++++ Excerpted data ++++

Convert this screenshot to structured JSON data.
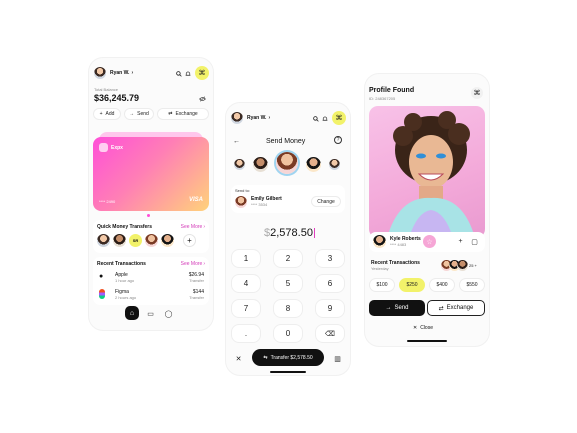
{
  "screen1": {
    "user_name": "Ryan W.",
    "balance_label": "Total Balance",
    "balance": "$36,245.79",
    "actions": [
      "Add",
      "Send",
      "Exchange"
    ],
    "card_brand": "Expx",
    "card_number": "**** 2490",
    "card_network": "VISA",
    "quick_title": "Quick Money Transfers",
    "quick_see_more": "See More",
    "quick_badge": "SR",
    "recent_title": "Recent Transactions",
    "recent_see_more": "See More",
    "transactions": [
      {
        "name": "Apple",
        "time": "1 hour ago",
        "amount": "$26.94",
        "type": "Transfer"
      },
      {
        "name": "Figma",
        "time": "2 hours ago",
        "amount": "$144",
        "type": "Transfer"
      }
    ]
  },
  "screen2": {
    "user_name": "Ryan W.",
    "title": "Send Money",
    "send_to_label": "Send to:",
    "recipient_name": "Emily Gilbert",
    "recipient_number": "**** 3534",
    "change_label": "Change",
    "amount_prefix": "$",
    "amount": "2,578.50",
    "keys": [
      "1",
      "2",
      "3",
      "4",
      "5",
      "6",
      "7",
      "8",
      "9",
      ".",
      "0"
    ],
    "transfer_label": "Transfer $2,578.50"
  },
  "screen3": {
    "title": "Profile Found",
    "profile_id": "ID: 248367205",
    "name": "Kyle Roberts",
    "number": "**** 4483",
    "recent_label": "Recent Transactions",
    "recent_time": "Yesterday",
    "more_count": "25 +",
    "amounts": [
      "$100",
      "$250",
      "$400",
      "$550"
    ],
    "send_label": "Send",
    "exchange_label": "Exchange",
    "close_label": "Close"
  },
  "colors": {
    "accent_yellow": "#f2f26a",
    "dark": "#111111",
    "card_pink": "#ff4fd8",
    "card_yellow": "#ffd27a",
    "profile_bg": "#f6c7e6"
  }
}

++++

Objective:
Your task is to set down the records shown above exactly, minus any pictures.

Solution to this task:
Convert this screenshot to structured JSON data.
{
  "screen1": {
    "user_name": "Ryan W.",
    "balance_label": "Total Balance",
    "balance": "$36,245.79",
    "actions": [
      "Add",
      "Send",
      "Exchange"
    ],
    "card_brand": "Expx",
    "card_number": "**** 2490",
    "card_network": "VISA",
    "quick_title": "Quick Money Transfers",
    "quick_see_more": "See More",
    "quick_badge": "SR",
    "recent_title": "Recent Transactions",
    "recent_see_more": "See More",
    "transactions": [
      {
        "name": "Apple",
        "time": "1 hour ago",
        "amount": "$26.94",
        "type": "Transfer"
      },
      {
        "name": "Figma",
        "time": "2 hours ago",
        "amount": "$144",
        "type": "Transfer"
      }
    ]
  },
  "screen2": {
    "user_name": "Ryan W.",
    "title": "Send Money",
    "send_to_label": "Send to:",
    "recipient_name": "Emily Gilbert",
    "recipient_number": "**** 3534",
    "change_label": "Change",
    "amount_prefix": "$",
    "amount": "2,578.50",
    "keys": [
      "1",
      "2",
      "3",
      "4",
      "5",
      "6",
      "7",
      "8",
      "9",
      ".",
      "0"
    ],
    "transfer_label": "Transfer $2,578.50"
  },
  "screen3": {
    "title": "Profile Found",
    "profile_id": "ID: 248367205",
    "name": "Kyle Roberts",
    "number": "**** 4483",
    "recent_label": "Recent Transactions",
    "recent_time": "Yesterday",
    "more_count": "25 +",
    "amounts": [
      "$100",
      "$250",
      "$400",
      "$550"
    ],
    "send_label": "Send",
    "exchange_label": "Exchange",
    "close_label": "Close"
  },
  "colors": {
    "accent_yellow": "#f2f26a",
    "dark": "#111111",
    "card_pink": "#ff4fd8",
    "card_yellow": "#ffd27a",
    "profile_bg": "#f6c7e6"
  }
}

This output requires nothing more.